→ TASK PROMPT: Copy, in full, each line of the material that holds the word "even".

→ SOURCE MATERIAL:
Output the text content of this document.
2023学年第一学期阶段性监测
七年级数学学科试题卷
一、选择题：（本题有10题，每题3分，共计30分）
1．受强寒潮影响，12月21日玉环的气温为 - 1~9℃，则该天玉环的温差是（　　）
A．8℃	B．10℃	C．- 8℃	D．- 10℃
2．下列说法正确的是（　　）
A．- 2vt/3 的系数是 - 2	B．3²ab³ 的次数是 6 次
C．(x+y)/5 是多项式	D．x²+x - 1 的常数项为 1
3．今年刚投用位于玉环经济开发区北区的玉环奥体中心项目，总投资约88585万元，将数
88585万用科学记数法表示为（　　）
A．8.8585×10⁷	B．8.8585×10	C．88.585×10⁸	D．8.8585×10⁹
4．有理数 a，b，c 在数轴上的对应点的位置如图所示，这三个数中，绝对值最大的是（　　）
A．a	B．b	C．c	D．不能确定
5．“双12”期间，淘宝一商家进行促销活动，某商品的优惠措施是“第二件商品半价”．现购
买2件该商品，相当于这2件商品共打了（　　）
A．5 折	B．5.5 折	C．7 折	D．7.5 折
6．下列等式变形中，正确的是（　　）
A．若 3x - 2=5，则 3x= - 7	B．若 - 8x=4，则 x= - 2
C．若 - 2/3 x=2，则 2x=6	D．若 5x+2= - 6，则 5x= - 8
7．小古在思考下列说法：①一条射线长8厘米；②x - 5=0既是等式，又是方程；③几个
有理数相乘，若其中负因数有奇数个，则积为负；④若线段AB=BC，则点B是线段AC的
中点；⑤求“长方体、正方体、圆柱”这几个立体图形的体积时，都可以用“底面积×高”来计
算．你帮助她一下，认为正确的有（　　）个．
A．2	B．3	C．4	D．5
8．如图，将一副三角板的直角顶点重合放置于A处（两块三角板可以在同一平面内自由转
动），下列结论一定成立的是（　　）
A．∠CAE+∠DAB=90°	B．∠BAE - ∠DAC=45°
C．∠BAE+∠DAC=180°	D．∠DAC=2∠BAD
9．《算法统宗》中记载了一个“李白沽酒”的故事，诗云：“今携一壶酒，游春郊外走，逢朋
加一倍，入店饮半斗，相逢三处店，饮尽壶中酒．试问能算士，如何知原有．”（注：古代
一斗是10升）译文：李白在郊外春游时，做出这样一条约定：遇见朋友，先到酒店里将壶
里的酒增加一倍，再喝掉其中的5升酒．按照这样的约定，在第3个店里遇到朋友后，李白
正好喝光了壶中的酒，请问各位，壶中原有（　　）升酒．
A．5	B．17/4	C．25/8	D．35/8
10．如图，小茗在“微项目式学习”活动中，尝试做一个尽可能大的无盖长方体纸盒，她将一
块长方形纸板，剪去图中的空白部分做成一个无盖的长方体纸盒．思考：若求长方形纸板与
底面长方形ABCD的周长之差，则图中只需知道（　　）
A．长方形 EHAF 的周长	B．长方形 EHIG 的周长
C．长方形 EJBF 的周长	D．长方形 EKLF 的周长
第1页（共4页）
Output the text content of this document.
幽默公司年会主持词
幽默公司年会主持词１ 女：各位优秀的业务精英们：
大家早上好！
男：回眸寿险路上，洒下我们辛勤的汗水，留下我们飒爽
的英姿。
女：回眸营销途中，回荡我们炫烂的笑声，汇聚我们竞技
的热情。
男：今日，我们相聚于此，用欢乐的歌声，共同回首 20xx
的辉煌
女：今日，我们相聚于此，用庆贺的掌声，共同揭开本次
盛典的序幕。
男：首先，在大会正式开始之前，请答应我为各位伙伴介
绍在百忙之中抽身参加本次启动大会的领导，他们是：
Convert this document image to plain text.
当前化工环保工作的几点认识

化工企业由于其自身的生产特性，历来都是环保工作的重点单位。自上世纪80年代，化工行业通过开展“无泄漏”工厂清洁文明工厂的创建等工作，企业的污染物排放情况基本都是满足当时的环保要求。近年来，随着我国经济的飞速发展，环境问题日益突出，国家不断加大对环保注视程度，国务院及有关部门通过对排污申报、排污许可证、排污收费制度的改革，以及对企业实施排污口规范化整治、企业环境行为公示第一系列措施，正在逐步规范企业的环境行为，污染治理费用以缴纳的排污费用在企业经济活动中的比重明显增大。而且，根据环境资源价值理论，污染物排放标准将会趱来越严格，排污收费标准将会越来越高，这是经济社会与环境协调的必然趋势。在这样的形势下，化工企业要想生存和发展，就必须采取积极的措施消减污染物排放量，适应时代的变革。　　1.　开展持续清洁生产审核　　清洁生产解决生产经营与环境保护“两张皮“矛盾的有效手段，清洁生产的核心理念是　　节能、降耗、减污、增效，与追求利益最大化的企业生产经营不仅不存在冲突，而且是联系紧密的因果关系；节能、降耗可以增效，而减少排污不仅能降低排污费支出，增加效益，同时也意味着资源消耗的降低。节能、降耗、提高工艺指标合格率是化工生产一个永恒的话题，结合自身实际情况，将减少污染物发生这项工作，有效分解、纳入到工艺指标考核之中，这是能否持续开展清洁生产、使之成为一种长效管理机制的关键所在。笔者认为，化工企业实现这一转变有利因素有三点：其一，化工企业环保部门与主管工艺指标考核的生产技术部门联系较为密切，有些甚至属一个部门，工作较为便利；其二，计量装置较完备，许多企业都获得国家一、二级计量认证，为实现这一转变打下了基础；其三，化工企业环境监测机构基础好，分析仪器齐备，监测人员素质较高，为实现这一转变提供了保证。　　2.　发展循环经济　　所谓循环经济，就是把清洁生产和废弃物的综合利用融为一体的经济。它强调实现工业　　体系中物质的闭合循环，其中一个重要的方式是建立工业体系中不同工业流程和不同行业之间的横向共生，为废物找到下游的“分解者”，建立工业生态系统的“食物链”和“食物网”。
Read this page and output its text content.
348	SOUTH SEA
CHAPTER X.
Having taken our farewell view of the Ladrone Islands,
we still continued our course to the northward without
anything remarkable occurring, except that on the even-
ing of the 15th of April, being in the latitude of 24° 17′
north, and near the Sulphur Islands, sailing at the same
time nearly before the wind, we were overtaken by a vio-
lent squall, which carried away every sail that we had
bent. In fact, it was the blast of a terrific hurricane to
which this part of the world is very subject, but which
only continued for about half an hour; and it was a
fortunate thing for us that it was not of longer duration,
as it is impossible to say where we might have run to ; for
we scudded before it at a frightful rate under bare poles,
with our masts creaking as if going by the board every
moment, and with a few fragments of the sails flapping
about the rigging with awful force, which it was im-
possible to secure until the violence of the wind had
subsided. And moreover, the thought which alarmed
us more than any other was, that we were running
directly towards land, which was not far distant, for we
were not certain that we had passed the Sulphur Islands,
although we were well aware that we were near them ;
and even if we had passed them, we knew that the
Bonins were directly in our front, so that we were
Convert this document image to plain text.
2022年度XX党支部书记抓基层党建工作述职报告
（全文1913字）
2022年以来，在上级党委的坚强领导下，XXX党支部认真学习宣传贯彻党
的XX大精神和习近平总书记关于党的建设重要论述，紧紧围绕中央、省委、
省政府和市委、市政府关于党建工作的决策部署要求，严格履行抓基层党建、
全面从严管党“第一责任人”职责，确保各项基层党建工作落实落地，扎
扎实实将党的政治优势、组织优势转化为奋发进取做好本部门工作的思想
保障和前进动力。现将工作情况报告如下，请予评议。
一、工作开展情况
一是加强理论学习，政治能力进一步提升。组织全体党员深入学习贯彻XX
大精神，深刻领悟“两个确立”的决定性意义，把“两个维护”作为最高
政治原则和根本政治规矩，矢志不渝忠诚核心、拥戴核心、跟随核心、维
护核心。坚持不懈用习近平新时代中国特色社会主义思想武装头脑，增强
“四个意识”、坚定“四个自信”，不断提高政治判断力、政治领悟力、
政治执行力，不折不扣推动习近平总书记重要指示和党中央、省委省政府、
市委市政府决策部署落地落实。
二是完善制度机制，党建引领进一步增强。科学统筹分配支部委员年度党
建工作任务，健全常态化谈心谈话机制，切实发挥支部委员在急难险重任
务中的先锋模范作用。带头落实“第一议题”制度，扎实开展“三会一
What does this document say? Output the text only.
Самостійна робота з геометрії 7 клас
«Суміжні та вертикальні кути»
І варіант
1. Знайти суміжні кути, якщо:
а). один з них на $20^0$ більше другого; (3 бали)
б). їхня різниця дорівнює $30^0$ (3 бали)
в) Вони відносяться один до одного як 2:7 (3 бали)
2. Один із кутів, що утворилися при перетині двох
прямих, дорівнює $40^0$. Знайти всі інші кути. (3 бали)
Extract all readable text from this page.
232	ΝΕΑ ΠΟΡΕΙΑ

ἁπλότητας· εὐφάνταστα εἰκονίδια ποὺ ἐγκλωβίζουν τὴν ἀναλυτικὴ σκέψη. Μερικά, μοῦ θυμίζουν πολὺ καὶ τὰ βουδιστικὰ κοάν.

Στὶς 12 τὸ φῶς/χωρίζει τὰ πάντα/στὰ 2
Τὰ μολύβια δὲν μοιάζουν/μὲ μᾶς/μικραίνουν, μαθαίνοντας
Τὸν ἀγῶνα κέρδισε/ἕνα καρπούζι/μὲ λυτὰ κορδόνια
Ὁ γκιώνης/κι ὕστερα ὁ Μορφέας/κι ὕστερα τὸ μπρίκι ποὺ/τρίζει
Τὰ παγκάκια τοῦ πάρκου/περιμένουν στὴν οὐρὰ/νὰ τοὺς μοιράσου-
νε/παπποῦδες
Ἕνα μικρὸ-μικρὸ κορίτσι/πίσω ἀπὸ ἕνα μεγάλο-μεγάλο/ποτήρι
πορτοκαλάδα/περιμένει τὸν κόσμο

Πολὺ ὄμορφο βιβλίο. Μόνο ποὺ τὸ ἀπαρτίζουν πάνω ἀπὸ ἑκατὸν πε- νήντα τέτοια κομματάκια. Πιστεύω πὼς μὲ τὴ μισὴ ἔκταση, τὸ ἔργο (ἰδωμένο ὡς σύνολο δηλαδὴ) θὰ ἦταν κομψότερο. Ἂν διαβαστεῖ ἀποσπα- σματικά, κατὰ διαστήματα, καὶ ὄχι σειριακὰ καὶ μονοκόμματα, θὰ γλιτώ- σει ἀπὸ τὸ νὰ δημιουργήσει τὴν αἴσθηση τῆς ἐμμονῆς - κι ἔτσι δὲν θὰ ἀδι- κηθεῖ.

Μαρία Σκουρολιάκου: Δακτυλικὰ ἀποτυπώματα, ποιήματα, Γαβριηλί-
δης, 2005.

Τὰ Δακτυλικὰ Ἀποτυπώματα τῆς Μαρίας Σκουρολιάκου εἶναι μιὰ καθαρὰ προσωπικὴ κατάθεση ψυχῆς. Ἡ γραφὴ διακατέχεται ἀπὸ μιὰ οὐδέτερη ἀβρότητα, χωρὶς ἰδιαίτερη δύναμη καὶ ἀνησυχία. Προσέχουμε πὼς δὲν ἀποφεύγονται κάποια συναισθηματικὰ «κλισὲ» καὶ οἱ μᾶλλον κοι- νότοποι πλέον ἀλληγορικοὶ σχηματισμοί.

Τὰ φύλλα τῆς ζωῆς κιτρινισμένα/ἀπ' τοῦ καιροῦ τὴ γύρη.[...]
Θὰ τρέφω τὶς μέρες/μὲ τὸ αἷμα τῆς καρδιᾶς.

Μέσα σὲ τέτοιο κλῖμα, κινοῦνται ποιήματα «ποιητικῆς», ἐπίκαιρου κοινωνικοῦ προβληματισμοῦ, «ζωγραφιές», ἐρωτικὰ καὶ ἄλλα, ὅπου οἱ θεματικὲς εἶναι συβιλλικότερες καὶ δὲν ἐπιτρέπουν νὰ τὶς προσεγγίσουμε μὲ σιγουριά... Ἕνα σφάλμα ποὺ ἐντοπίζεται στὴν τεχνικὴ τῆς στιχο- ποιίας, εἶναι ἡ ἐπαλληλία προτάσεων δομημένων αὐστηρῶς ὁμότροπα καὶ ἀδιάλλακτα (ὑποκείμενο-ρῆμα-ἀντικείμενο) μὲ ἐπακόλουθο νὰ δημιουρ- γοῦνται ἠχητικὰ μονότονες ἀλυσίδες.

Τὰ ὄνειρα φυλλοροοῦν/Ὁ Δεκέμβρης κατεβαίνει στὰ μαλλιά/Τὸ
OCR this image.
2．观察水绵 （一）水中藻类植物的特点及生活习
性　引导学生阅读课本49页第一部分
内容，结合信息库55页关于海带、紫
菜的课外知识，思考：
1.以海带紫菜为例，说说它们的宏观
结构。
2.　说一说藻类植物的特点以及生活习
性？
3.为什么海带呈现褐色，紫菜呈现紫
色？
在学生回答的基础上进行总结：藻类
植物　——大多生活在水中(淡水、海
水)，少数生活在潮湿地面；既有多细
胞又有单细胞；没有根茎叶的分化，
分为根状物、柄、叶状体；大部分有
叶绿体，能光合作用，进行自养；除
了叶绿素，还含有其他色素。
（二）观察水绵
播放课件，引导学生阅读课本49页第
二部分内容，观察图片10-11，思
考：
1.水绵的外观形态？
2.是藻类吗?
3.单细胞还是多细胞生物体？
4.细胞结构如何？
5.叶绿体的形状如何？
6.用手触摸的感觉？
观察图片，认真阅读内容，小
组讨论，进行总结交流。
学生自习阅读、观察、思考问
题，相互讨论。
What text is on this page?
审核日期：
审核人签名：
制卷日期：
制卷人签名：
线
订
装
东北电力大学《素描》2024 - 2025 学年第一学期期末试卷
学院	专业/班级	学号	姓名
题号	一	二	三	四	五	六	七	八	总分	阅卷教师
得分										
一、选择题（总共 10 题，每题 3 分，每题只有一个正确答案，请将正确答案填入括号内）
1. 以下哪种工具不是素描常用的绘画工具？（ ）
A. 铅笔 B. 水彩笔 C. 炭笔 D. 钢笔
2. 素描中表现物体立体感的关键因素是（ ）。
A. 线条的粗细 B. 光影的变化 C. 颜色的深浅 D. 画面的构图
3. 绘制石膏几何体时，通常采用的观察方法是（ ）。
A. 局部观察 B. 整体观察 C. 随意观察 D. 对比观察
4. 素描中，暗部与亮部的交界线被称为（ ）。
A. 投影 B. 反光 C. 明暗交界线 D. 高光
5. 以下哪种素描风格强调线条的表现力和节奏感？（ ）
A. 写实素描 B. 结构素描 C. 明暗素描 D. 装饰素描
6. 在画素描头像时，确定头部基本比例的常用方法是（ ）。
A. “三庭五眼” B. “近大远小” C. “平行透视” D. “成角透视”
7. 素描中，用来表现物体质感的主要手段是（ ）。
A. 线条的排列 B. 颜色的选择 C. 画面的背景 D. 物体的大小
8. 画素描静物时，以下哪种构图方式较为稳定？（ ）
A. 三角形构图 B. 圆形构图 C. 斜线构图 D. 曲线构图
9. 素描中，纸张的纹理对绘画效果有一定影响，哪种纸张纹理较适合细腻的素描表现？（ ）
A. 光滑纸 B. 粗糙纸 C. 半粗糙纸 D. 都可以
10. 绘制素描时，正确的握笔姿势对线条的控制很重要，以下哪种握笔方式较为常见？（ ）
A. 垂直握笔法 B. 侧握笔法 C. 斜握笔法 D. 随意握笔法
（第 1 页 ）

→ OUTPUT:
anything remarkable occurring, except that on the even-
and even if we had passed them, we knew that the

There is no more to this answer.